[Begin]

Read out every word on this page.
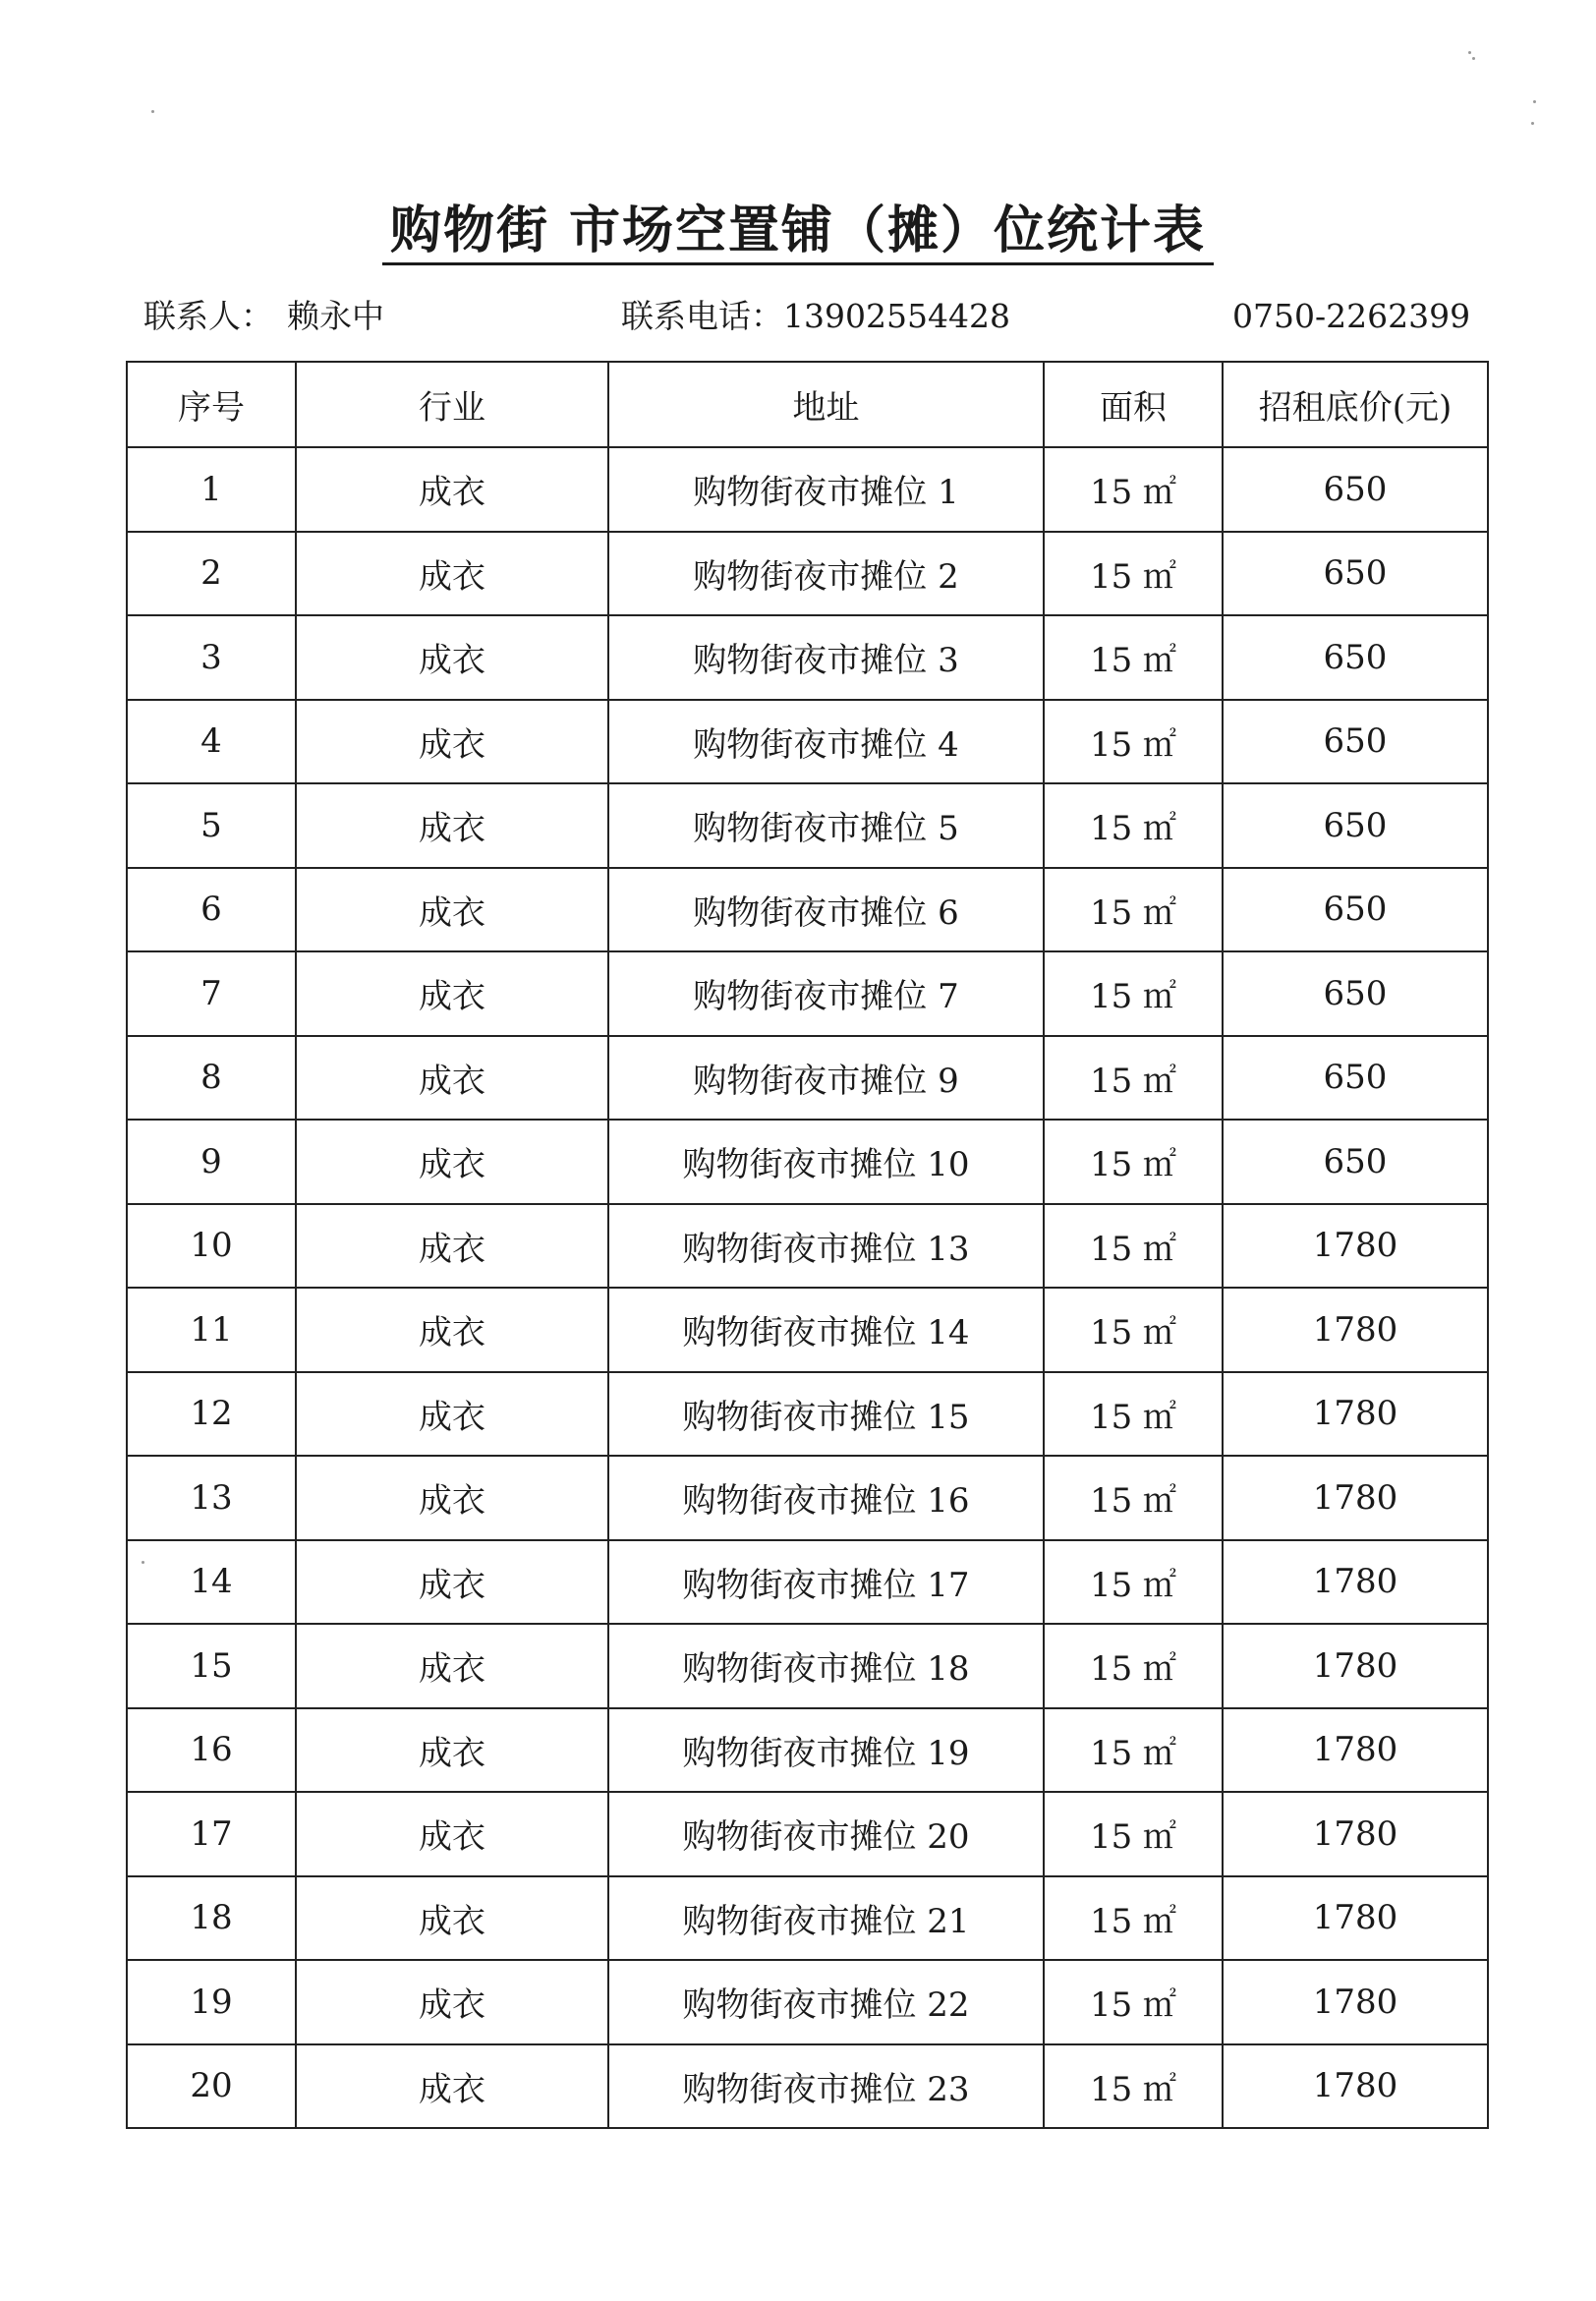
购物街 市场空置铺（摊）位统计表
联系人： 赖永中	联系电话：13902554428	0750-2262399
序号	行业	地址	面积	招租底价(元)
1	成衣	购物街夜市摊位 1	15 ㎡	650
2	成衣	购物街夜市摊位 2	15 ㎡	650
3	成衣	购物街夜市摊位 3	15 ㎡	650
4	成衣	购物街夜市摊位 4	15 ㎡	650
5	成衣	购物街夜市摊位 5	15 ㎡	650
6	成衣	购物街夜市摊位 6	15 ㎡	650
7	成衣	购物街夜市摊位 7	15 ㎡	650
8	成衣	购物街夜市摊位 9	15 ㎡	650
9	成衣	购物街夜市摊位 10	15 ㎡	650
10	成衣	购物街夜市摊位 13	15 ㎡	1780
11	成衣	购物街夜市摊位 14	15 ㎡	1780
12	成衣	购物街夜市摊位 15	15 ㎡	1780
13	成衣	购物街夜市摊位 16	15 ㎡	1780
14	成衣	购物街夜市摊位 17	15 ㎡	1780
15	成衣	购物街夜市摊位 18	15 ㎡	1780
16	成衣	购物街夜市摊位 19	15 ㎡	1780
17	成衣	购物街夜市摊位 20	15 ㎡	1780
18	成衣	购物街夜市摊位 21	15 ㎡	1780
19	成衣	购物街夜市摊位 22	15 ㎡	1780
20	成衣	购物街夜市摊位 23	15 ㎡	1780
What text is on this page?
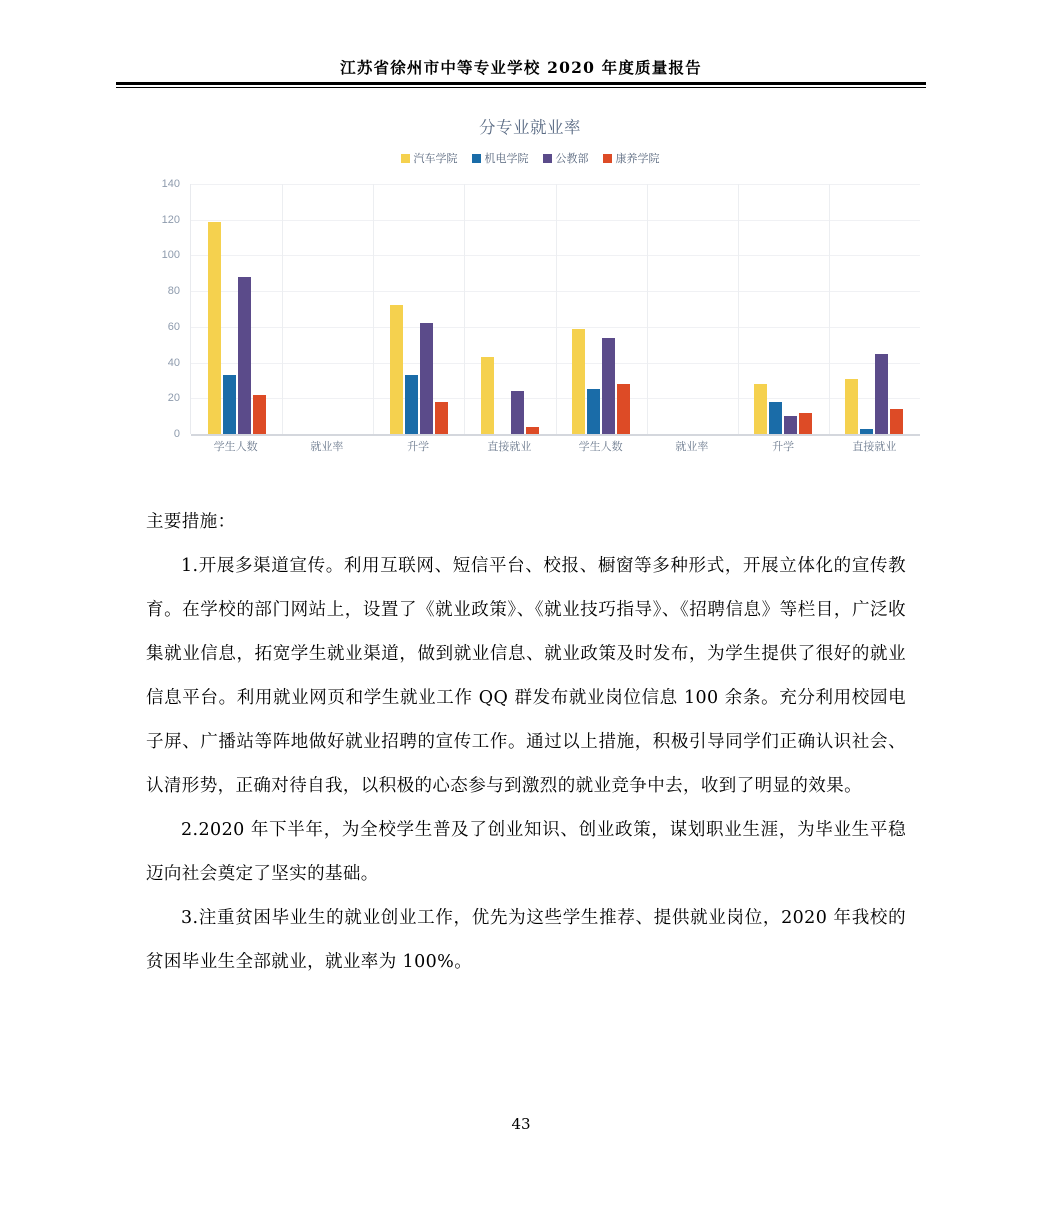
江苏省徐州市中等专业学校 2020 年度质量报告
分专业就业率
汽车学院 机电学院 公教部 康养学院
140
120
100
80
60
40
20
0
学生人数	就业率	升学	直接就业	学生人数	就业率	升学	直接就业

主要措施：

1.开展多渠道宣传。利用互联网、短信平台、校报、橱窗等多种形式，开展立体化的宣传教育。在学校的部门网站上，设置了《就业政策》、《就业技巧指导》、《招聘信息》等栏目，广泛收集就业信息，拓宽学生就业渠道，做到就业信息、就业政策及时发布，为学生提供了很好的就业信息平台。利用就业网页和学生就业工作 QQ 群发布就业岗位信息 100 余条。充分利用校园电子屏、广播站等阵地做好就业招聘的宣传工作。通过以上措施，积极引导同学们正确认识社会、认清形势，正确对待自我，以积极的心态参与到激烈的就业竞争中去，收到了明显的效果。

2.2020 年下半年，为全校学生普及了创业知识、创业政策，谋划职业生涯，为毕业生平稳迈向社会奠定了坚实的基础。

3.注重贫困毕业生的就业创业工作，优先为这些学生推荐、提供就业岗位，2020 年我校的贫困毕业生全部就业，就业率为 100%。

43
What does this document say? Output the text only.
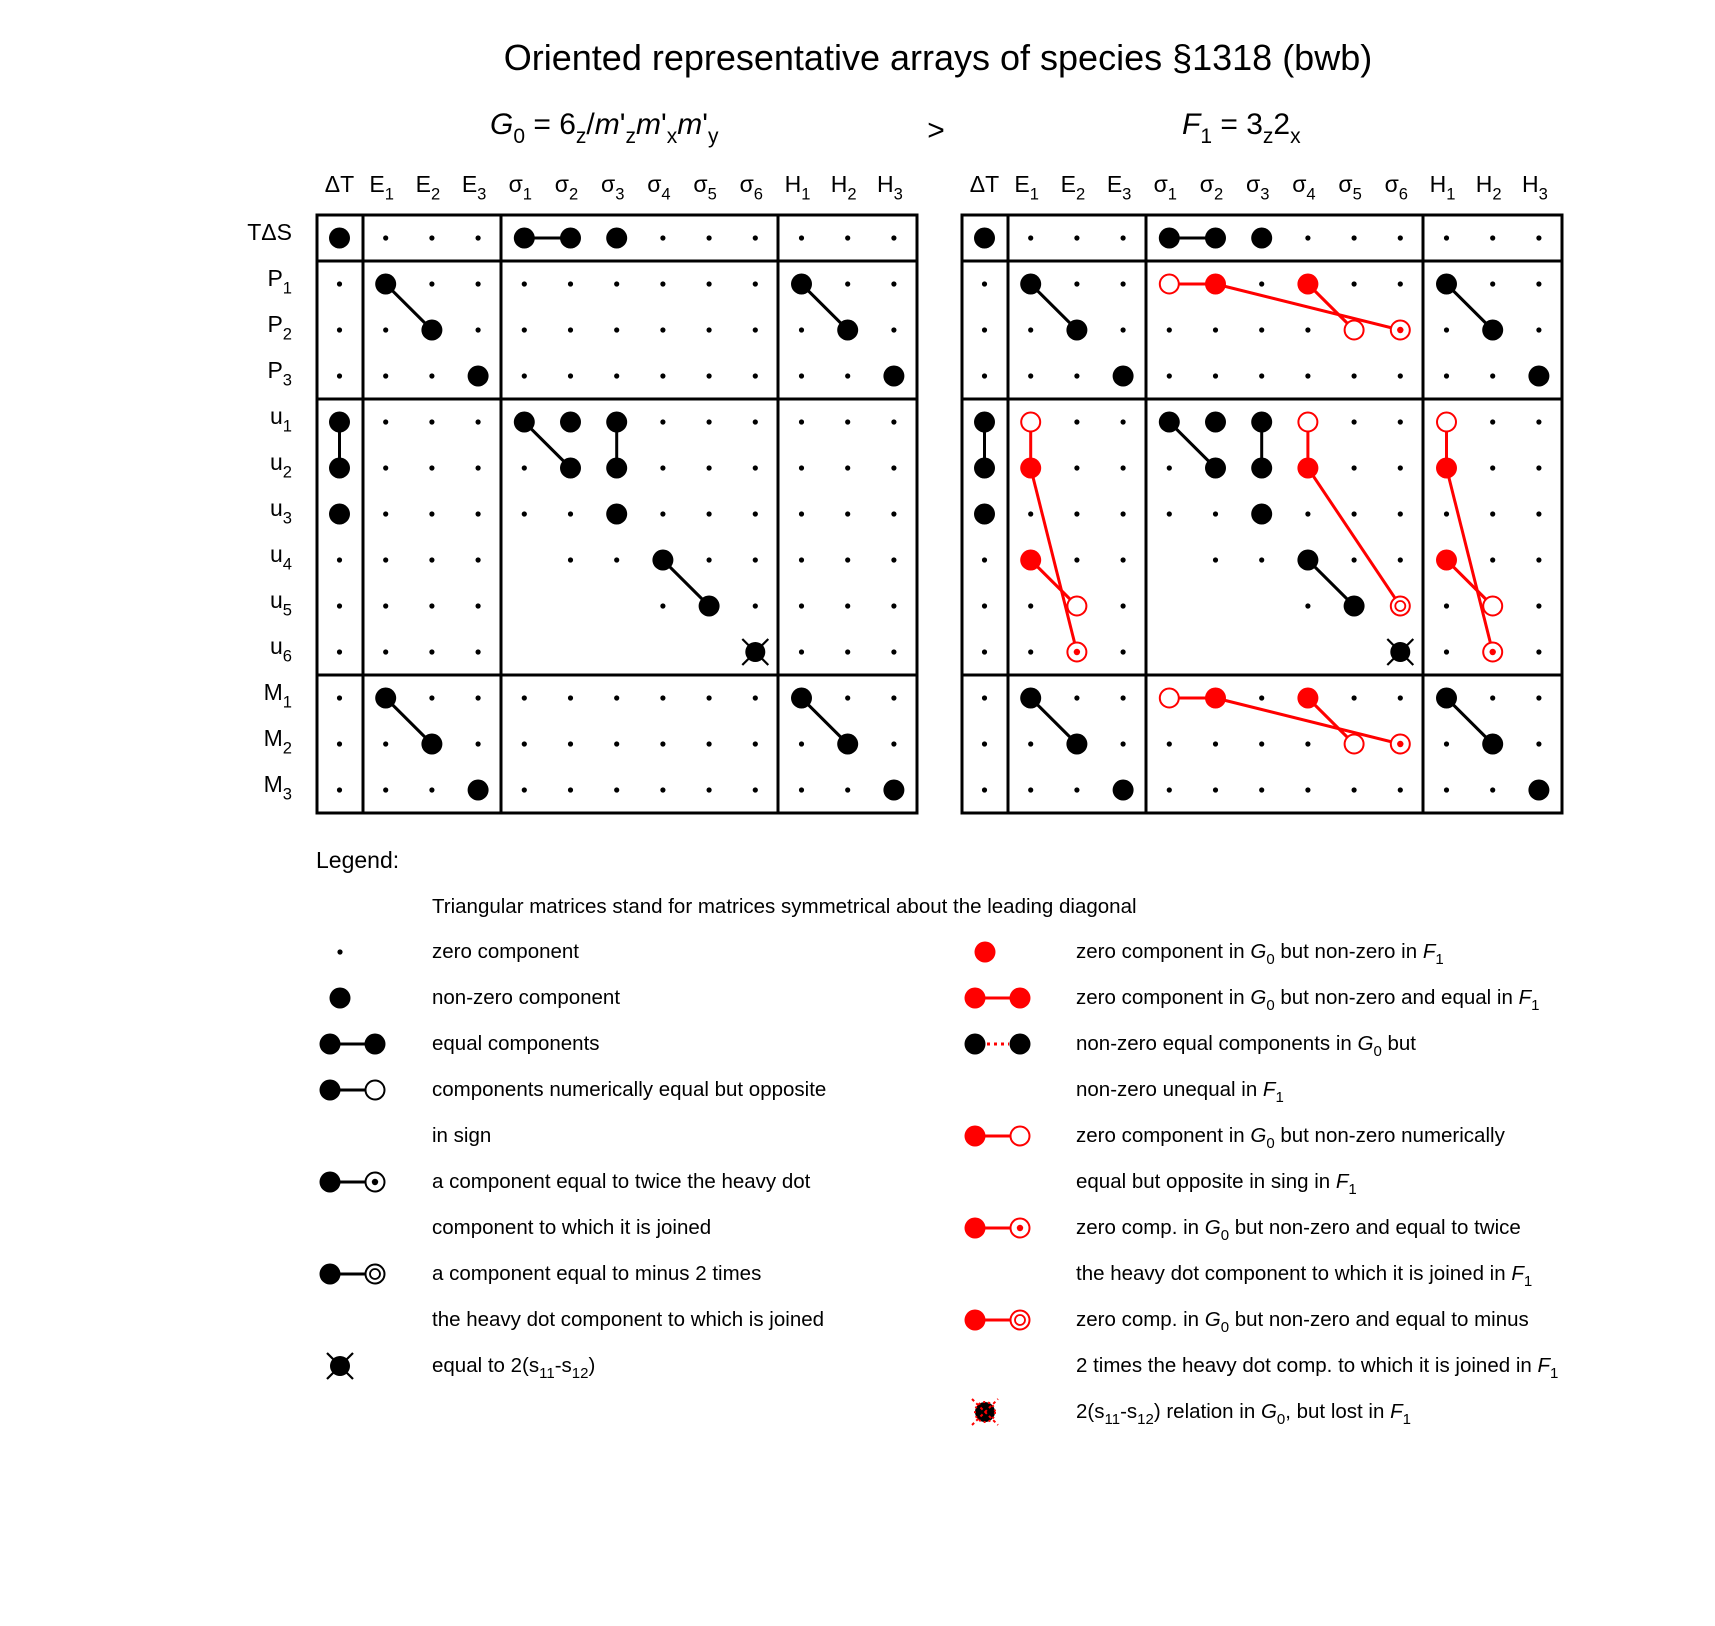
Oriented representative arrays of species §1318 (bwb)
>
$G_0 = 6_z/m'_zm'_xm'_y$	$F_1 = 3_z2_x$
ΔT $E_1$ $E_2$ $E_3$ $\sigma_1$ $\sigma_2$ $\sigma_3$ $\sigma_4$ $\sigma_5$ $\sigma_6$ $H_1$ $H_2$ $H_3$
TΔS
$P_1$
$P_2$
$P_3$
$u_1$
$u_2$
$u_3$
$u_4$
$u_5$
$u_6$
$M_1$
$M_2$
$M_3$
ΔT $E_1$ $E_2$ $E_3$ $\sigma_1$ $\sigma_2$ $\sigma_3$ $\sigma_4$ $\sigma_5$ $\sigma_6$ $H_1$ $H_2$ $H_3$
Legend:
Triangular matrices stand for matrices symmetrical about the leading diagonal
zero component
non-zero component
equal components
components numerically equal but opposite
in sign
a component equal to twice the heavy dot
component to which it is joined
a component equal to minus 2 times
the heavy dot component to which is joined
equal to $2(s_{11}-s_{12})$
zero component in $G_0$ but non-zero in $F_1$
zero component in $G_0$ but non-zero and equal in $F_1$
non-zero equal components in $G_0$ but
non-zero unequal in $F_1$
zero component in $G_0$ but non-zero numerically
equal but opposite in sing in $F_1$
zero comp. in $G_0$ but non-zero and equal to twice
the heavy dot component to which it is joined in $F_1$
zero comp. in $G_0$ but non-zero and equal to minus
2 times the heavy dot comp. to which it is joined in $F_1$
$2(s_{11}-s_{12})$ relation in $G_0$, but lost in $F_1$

[End]

• [Aim]
Would you mind returning each entry above word for word, skipping the images?

• [Solved problem]
Read out every word on this page.
购物街 市场空置铺（摊）位统计表
联系人： 赖永中	联系电话：13902554428	0750-2262399
序号	行业	地址	面积	招租底价(元)
1	成衣	购物街夜市摊位 1	15 ㎡	650
2	成衣	购物街夜市摊位 2	15 ㎡	650
3	成衣	购物街夜市摊位 3	15 ㎡	650
4	成衣	购物街夜市摊位 4	15 ㎡	650
5	成衣	购物街夜市摊位 5	15 ㎡	650
6	成衣	购物街夜市摊位 6	15 ㎡	650
7	成衣	购物街夜市摊位 7	15 ㎡	650
8	成衣	购物街夜市摊位 9	15 ㎡	650
9	成衣	购物街夜市摊位 10	15 ㎡	650
10	成衣	购物街夜市摊位 13	15 ㎡	1780
11	成衣	购物街夜市摊位 14	15 ㎡	1780
12	成衣	购物街夜市摊位 15	15 ㎡	1780
13	成衣	购物街夜市摊位 16	15 ㎡	1780
14	成衣	购物街夜市摊位 17	15 ㎡	1780
15	成衣	购物街夜市摊位 18	15 ㎡	1780
16	成衣	购物街夜市摊位 19	15 ㎡	1780
17	成衣	购物街夜市摊位 20	15 ㎡	1780
18	成衣	购物街夜市摊位 21	15 ㎡	1780
19	成衣	购物街夜市摊位 22	15 ㎡	1780
20	成衣	购物街夜市摊位 23	15 ㎡	1780
What text is on this page?
江苏省徐州市中等专业学校 2020 年度质量报告
分专业就业率
汽车学院 机电学院 公教部 康养学院
140
120
100
80
60
40
20
0
学生人数	就业率	升学	直接就业	学生人数	就业率	升学	直接就业

主要措施：

1.开展多渠道宣传。利用互联网、短信平台、校报、橱窗等多种形式，开展立体化的宣传教育。在学校的部门网站上，设置了《就业政策》、《就业技巧指导》、《招聘信息》等栏目，广泛收集就业信息，拓宽学生就业渠道，做到就业信息、就业政策及时发布，为学生提供了很好的就业信息平台。利用就业网页和学生就业工作 QQ 群发布就业岗位信息 100 余条。充分利用校园电子屏、广播站等阵地做好就业招聘的宣传工作。通过以上措施，积极引导同学们正确认识社会、认清形势，正确对待自我，以积极的心态参与到激烈的就业竞争中去，收到了明显的效果。

2.2020 年下半年，为全校学生普及了创业知识、创业政策，谋划职业生涯，为毕业生平稳迈向社会奠定了坚实的基础。

3.注重贫困毕业生的就业创业工作，优先为这些学生推荐、提供就业岗位，2020 年我校的贫困毕业生全部就业，就业率为 100%。

43
What does this document say? Output the text only.
Oriented representative arrays of species §1318 (bwb)
>
$G_0 = 6_z/m'_zm'_xm'_y$	$F_1 = 3_z2_x$
ΔT $E_1$ $E_2$ $E_3$ $\sigma_1$ $\sigma_2$ $\sigma_3$ $\sigma_4$ $\sigma_5$ $\sigma_6$ $H_1$ $H_2$ $H_3$
TΔS
$P_1$
$P_2$
$P_3$
$u_1$
$u_2$
$u_3$
$u_4$
$u_5$
$u_6$
$M_1$
$M_2$
$M_3$
ΔT $E_1$ $E_2$ $E_3$ $\sigma_1$ $\sigma_2$ $\sigma_3$ $\sigma_4$ $\sigma_5$ $\sigma_6$ $H_1$ $H_2$ $H_3$
Legend:
Triangular matrices stand for matrices symmetrical about the leading diagonal
zero component
non-zero component
equal components
components numerically equal but opposite
in sign
a component equal to twice the heavy dot
component to which it is joined
a component equal to minus 2 times
the heavy dot component to which is joined
equal to $2(s_{11}-s_{12})$
zero component in $G_0$ but non-zero in $F_1$
zero component in $G_0$ but non-zero and equal in $F_1$
non-zero equal components in $G_0$ but
non-zero unequal in $F_1$
zero component in $G_0$ but non-zero numerically
equal but opposite in sing in $F_1$
zero comp. in $G_0$ but non-zero and equal to twice
the heavy dot component to which it is joined in $F_1$
zero comp. in $G_0$ but non-zero and equal to minus
2 times the heavy dot comp. to which it is joined in $F_1$
$2(s_{11}-s_{12})$ relation in $G_0$, but lost in $F_1$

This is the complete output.